Written request
All of the data should be output character for character, except the pictures.

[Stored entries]

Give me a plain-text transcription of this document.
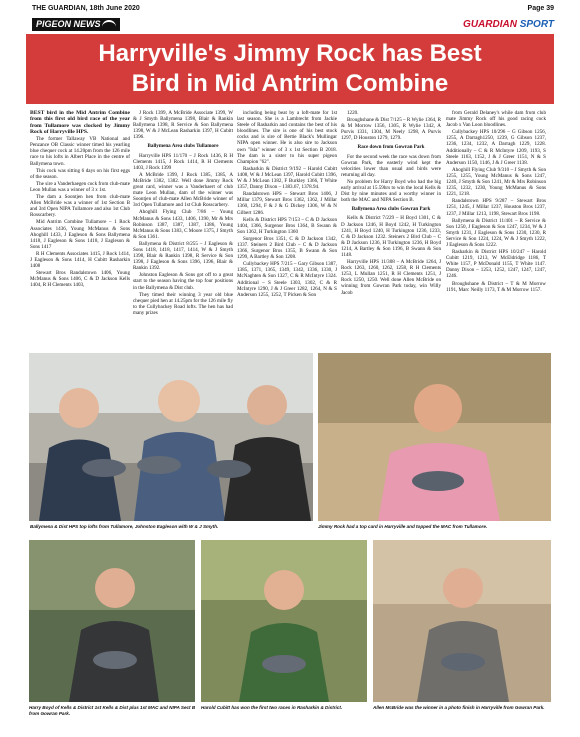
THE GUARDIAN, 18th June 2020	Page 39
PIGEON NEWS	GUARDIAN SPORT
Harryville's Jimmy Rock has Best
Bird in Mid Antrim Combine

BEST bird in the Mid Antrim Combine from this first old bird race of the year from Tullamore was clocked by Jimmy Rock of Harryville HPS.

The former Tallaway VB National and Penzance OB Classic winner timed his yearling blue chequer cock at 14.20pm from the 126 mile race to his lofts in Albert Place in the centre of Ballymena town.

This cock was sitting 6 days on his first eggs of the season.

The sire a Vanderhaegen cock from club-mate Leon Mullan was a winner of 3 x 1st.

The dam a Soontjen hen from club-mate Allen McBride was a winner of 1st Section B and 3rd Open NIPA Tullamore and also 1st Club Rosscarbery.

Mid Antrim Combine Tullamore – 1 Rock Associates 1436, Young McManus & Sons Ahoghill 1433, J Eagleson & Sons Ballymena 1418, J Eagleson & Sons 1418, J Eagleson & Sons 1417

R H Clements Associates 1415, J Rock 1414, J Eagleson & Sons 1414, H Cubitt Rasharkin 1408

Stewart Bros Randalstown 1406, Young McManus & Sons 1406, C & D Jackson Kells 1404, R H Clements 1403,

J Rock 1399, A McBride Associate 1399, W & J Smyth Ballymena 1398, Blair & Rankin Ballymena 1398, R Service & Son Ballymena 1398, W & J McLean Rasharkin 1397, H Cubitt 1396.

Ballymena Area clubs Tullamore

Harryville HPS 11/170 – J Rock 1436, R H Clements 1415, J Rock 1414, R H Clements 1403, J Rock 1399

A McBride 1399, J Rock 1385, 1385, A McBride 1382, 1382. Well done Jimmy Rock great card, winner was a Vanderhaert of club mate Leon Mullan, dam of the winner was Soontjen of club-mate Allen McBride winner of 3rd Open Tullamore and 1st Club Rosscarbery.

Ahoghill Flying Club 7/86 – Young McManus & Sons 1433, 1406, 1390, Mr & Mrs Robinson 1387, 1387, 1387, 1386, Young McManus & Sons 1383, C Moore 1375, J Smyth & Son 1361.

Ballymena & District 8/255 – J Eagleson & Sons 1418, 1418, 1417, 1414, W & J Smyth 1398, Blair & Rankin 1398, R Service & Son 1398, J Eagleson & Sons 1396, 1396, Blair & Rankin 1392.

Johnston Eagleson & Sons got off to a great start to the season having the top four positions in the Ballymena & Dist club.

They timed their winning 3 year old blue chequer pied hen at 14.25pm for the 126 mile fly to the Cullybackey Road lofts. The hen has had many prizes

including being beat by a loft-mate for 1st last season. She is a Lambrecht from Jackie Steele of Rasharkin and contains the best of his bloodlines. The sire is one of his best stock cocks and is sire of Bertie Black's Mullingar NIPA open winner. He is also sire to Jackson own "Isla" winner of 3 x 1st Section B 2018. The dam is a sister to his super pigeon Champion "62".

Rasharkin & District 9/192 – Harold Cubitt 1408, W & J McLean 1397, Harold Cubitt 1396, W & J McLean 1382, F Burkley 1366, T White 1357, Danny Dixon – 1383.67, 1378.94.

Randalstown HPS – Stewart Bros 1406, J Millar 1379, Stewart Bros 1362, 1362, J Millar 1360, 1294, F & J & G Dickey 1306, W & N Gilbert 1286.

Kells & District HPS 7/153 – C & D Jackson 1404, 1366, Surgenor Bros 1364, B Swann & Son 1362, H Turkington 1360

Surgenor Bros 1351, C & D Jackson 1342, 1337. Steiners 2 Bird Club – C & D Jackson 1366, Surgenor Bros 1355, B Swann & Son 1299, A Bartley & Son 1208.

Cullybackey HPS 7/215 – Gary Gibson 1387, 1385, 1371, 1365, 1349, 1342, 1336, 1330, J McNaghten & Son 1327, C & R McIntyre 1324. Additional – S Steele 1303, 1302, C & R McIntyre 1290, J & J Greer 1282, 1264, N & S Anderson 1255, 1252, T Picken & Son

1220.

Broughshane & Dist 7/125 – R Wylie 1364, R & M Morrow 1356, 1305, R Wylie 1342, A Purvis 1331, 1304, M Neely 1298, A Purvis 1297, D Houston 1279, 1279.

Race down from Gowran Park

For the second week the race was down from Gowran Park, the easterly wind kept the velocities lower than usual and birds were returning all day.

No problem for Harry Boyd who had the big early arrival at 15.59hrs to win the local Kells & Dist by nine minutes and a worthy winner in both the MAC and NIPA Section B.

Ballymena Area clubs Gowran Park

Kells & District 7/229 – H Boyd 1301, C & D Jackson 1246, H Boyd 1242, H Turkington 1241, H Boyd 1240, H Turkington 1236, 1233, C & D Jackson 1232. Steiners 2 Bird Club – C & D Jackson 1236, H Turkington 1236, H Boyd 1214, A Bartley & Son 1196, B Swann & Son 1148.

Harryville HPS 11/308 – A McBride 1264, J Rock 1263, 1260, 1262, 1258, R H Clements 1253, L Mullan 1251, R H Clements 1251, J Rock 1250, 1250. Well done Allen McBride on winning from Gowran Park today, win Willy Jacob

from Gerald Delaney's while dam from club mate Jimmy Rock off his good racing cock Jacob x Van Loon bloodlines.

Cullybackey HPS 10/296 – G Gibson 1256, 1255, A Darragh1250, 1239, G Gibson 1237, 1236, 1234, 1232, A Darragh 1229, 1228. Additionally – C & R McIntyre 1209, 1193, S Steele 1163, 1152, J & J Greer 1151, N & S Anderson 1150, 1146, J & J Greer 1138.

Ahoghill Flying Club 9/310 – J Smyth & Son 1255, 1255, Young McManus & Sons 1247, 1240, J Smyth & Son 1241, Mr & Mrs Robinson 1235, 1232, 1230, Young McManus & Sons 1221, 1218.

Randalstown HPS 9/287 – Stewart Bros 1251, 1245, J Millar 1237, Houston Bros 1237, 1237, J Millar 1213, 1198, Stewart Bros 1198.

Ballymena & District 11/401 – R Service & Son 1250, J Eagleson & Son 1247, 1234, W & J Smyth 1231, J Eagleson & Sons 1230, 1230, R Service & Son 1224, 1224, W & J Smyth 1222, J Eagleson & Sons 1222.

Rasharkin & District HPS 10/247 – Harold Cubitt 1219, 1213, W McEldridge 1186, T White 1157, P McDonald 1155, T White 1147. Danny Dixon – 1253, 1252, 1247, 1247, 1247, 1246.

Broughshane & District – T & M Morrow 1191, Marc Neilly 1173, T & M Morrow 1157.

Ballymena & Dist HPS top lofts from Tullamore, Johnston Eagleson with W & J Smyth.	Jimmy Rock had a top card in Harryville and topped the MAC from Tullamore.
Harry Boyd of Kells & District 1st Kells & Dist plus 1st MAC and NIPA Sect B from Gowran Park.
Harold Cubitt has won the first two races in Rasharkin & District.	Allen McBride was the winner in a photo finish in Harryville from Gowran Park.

Full answer
Give me a plain-text transcription of this document.
THE GUARDIAN, 18th June 2020	Page 39
PIGEON NEWS	GUARDIAN SPORT
Harryville's Jimmy Rock has Best
Bird in Mid Antrim Combine

BEST bird in the Mid Antrim Combine from this first old bird race of the year from Tullamore was clocked by Jimmy Rock of Harryville HPS.

The former Tallaway VB National and Penzance OB Classic winner timed his yearling blue chequer cock at 14.20pm from the 126 mile race to his lofts in Albert Place in the centre of Ballymena town.

This cock was sitting 6 days on his first eggs of the season.

The sire a Vanderhaegen cock from club-mate Leon Mullan was a winner of 3 x 1st.

The dam a Soontjen hen from club-mate Allen McBride was a winner of 1st Section B and 3rd Open NIPA Tullamore and also 1st Club Rosscarbery.

Mid Antrim Combine Tullamore – 1 Rock Associates 1436, Young McManus & Sons Ahoghill 1433, J Eagleson & Sons Ballymena 1418, J Eagleson & Sons 1418, J Eagleson & Sons 1417

R H Clements Associates 1415, J Rock 1414, J Eagleson & Sons 1414, H Cubitt Rasharkin 1408

Stewart Bros Randalstown 1406, Young McManus & Sons 1406, C & D Jackson Kells 1404, R H Clements 1403,

J Rock 1399, A McBride Associate 1399, W & J Smyth Ballymena 1398, Blair & Rankin Ballymena 1398, R Service & Son Ballymena 1398, W & J McLean Rasharkin 1397, H Cubitt 1396.

Ballymena Area clubs Tullamore

Harryville HPS 11/170 – J Rock 1436, R H Clements 1415, J Rock 1414, R H Clements 1403, J Rock 1399

A McBride 1399, J Rock 1385, 1385, A McBride 1382, 1382. Well done Jimmy Rock great card, winner was a Vanderhaert of club mate Leon Mullan, dam of the winner was Soontjen of club-mate Allen McBride winner of 3rd Open Tullamore and 1st Club Rosscarbery.

Ahoghill Flying Club 7/86 – Young McManus & Sons 1433, 1406, 1390, Mr & Mrs Robinson 1387, 1387, 1387, 1386, Young McManus & Sons 1383, C Moore 1375, J Smyth & Son 1361.

Ballymena & District 8/255 – J Eagleson & Sons 1418, 1418, 1417, 1414, W & J Smyth 1398, Blair & Rankin 1398, R Service & Son 1398, J Eagleson & Sons 1396, 1396, Blair & Rankin 1392.

Johnston Eagleson & Sons got off to a great start to the season having the top four positions in the Ballymena & Dist club.

They timed their winning 3 year old blue chequer pied hen at 14.25pm for the 126 mile fly to the Cullybackey Road lofts. The hen has had many prizes

including being beat by a loft-mate for 1st last season. She is a Lambrecht from Jackie Steele of Rasharkin and contains the best of his bloodlines. The sire is one of his best stock cocks and is sire of Bertie Black's Mullingar NIPA open winner. He is also sire to Jackson own "Isla" winner of 3 x 1st Section B 2018. The dam is a sister to his super pigeon Champion "62".

Rasharkin & District 9/192 – Harold Cubitt 1408, W & J McLean 1397, Harold Cubitt 1396, W & J McLean 1382, F Burkley 1366, T White 1357, Danny Dixon – 1383.67, 1378.94.

Randalstown HPS – Stewart Bros 1406, J Millar 1379, Stewart Bros 1362, 1362, J Millar 1360, 1294, F & J & G Dickey 1306, W & N Gilbert 1286.

Kells & District HPS 7/153 – C & D Jackson 1404, 1366, Surgenor Bros 1364, B Swann & Son 1362, H Turkington 1360

Surgenor Bros 1351, C & D Jackson 1342, 1337. Steiners 2 Bird Club – C & D Jackson 1366, Surgenor Bros 1355, B Swann & Son 1299, A Bartley & Son 1208.

Cullybackey HPS 7/215 – Gary Gibson 1387, 1385, 1371, 1365, 1349, 1342, 1336, 1330, J McNaghten & Son 1327, C & R McIntyre 1324. Additional – S Steele 1303, 1302, C & R McIntyre 1290, J & J Greer 1282, 1264, N & S Anderson 1255, 1252, T Picken & Son

1220.

Broughshane & Dist 7/125 – R Wylie 1364, R & M Morrow 1356, 1305, R Wylie 1342, A Purvis 1331, 1304, M Neely 1298, A Purvis 1297, D Houston 1279, 1279.

Race down from Gowran Park

For the second week the race was down from Gowran Park, the easterly wind kept the velocities lower than usual and birds were returning all day.

No problem for Harry Boyd who had the big early arrival at 15.59hrs to win the local Kells & Dist by nine minutes and a worthy winner in both the MAC and NIPA Section B.

Ballymena Area clubs Gowran Park

Kells & District 7/229 – H Boyd 1301, C & D Jackson 1246, H Boyd 1242, H Turkington 1241, H Boyd 1240, H Turkington 1236, 1233, C & D Jackson 1232. Steiners 2 Bird Club – C & D Jackson 1236, H Turkington 1236, H Boyd 1214, A Bartley & Son 1196, B Swann & Son 1148.

Harryville HPS 11/308 – A McBride 1264, J Rock 1263, 1260, 1262, 1258, R H Clements 1253, L Mullan 1251, R H Clements 1251, J Rock 1250, 1250. Well done Allen McBride on winning from Gowran Park today, win Willy Jacob

from Gerald Delaney's while dam from club mate Jimmy Rock off his good racing cock Jacob x Van Loon bloodlines.

Cullybackey HPS 10/296 – G Gibson 1256, 1255, A Darragh1250, 1239, G Gibson 1237, 1236, 1234, 1232, A Darragh 1229, 1228. Additionally – C & R McIntyre 1209, 1193, S Steele 1163, 1152, J & J Greer 1151, N & S Anderson 1150, 1146, J & J Greer 1138.

Ahoghill Flying Club 9/310 – J Smyth & Son 1255, 1255, Young McManus & Sons 1247, 1240, J Smyth & Son 1241, Mr & Mrs Robinson 1235, 1232, 1230, Young McManus & Sons 1221, 1218.

Randalstown HPS 9/287 – Stewart Bros 1251, 1245, J Millar 1237, Houston Bros 1237, 1237, J Millar 1213, 1198, Stewart Bros 1198.

Ballymena & District 11/401 – R Service & Son 1250, J Eagleson & Son 1247, 1234, W & J Smyth 1231, J Eagleson & Sons 1230, 1230, R Service & Son 1224, 1224, W & J Smyth 1222, J Eagleson & Sons 1222.

Rasharkin & District HPS 10/247 – Harold Cubitt 1219, 1213, W McEldridge 1186, T White 1157, P McDonald 1155, T White 1147. Danny Dixon – 1253, 1252, 1247, 1247, 1247, 1246.

Broughshane & District – T & M Morrow 1191, Marc Neilly 1173, T & M Morrow 1157.

Ballymena & Dist HPS top lofts from Tullamore, Johnston Eagleson with W & J Smyth.	Jimmy Rock had a top card in Harryville and topped the MAC from Tullamore.
Harry Boyd of Kells & District 1st Kells & Dist plus 1st MAC and NIPA Sect B from Gowran Park.
Harold Cubitt has won the first two races in Rasharkin & District.	Allen McBride was the winner in a photo finish in Harryville from Gowran Park.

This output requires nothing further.